**EXERCISE TASK**
Swap every "numbered items" in the material below for "labeled parts", and reproduce everything else unchanged.

**RECORDS FOR THE EXERCISE**
Begin
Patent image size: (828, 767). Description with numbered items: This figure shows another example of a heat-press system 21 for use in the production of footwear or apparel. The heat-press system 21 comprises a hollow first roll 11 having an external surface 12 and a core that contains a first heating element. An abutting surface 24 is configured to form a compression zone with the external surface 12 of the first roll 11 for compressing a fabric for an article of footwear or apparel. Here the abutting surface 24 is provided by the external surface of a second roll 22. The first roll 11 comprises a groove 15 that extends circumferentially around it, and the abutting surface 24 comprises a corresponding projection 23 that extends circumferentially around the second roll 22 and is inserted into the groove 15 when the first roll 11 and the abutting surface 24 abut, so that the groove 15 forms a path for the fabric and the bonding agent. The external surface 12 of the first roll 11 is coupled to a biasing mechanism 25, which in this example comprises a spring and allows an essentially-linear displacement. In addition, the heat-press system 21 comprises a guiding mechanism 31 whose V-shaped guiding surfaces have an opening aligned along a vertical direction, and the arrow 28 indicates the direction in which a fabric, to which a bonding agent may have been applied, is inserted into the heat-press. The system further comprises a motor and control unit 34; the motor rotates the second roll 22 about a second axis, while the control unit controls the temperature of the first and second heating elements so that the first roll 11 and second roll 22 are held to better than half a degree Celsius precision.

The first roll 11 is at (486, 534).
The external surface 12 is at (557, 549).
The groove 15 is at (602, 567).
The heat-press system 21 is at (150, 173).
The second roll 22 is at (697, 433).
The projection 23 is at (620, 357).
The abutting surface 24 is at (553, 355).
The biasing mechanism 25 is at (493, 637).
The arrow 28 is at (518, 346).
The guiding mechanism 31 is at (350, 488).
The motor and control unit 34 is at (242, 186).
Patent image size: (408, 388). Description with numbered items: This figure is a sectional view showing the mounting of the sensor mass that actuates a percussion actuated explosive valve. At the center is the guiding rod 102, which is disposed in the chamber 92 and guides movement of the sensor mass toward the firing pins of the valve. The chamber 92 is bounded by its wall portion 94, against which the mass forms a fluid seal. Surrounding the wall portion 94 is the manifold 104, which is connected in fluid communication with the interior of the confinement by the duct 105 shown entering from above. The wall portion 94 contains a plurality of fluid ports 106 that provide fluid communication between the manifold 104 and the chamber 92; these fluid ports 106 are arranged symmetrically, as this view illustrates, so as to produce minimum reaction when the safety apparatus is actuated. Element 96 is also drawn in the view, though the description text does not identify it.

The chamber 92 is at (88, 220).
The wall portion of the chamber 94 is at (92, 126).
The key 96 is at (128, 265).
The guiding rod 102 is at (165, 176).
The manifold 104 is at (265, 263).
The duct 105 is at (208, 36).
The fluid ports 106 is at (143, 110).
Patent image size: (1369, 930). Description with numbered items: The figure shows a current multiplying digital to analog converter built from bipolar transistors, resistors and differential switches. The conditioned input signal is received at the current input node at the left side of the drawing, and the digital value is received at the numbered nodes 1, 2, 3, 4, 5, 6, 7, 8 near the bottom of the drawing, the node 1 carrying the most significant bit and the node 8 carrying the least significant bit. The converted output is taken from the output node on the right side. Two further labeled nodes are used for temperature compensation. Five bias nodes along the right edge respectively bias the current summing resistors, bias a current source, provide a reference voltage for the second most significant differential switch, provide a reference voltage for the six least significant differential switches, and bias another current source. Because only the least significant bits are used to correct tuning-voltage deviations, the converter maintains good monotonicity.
End
**RESPONSE BELOW**
Patent image size: (828, 767). Description with labeled parts: This figure shows another example of a heat-press system 21 for use in the production of footwear or apparel. The heat-press system 21 comprises a hollow first roll 11 having an external surface 12 and a core that contains a first heating element. An abutting surface 24 is configured to form a compression zone with the external surface 12 of the first roll 11 for compressing a fabric for an article of footwear or apparel. Here the abutting surface 24 is provided by the external surface of a second roll 22. The first roll 11 comprises a groove 15 that extends circumferentially around it, and the abutting surface 24 comprises a corresponding projection 23 that extends circumferentially around the second roll 22 and is inserted into the groove 15 when the first roll 11 and the abutting surface 24 abut, so that the groove 15 forms a path for the fabric and the bonding agent. The external surface 12 of the first roll 11 is coupled to a biasing mechanism 25, which in this example comprises a spring and allows an essentially-linear displacement. In addition, the heat-press system 21 comprises a guiding mechanism 31 whose V-shaped guiding surfaces have an opening aligned along a vertical direction, and the arrow 28 indicates the direction in which a fabric, to which a bonding agent may have been applied, is inserted into the heat-press. The system further comprises a motor and control unit 34; the motor rotates the second roll 22 about a second axis, while the control unit controls the temperature of the first and second heating elements so that the first roll 11 and second roll 22 are held to better than half a degree Celsius precision.

The first roll 11 is at (486, 534).
The external surface 12 is at (557, 549).
The groove 15 is at (602, 567).
The heat-press system 21 is at (150, 173).
The second roll 22 is at (697, 433).
The projection 23 is at (620, 357).
The abutting surface 24 is at (553, 355).
The biasing mechanism 25 is at (493, 637).
The arrow 28 is at (518, 346).
The guiding mechanism 31 is at (350, 488).
The motor and control unit 34 is at (242, 186).
Patent image size: (408, 388). Description with labeled parts: This figure is a sectional view showing the mounting of the sensor mass that actuates a percussion actuated explosive valve. At the center is the guiding rod 102, which is disposed in the chamber 92 and guides movement of the sensor mass toward the firing pins of the valve. The chamber 92 is bounded by its wall portion 94, against which the mass forms a fluid seal. Surrounding the wall portion 94 is the manifold 104, which is connected in fluid communication with the interior of the confinement by the duct 105 shown entering from above. The wall portion 94 contains a plurality of fluid ports 106 that provide fluid communication between the manifold 104 and the chamber 92; these fluid ports 106 are arranged symmetrically, as this view illustrates, so as to produce minimum reaction when the safety apparatus is actuated. Element 96 is also drawn in the view, though the description text does not identify it.

The chamber 92 is at (88, 220).
The wall portion of the chamber 94 is at (92, 126).
The key 96 is at (128, 265).
The guiding rod 102 is at (165, 176).
The manifold 104 is at (265, 263).
The duct 105 is at (208, 36).
The fluid ports 106 is at (143, 110).
Patent image size: (1369, 930). Description with labeled parts: The figure shows a current multiplying digital to analog converter built from bipolar transistors, resistors and differential switches. The conditioned input signal is received at the current input node at the left side of the drawing, and the digital value is received at the numbered nodes 1, 2, 3, 4, 5, 6, 7, 8 near the bottom of the drawing, the node 1 carrying the most significant bit and the node 8 carrying the least significant bit. The converted output is taken from the output node on the right side. Two further labeled nodes are used for temperature compensation. Five bias nodes along the right edge respectively bias the current summing resistors, bias a current source, provide a reference voltage for the second most significant differential switch, provide a reference voltage for the six least significant differential switches, and bias another current source. Because only the least significant bits are used to correct tuning-voltage deviations, the converter maintains good monotonicity.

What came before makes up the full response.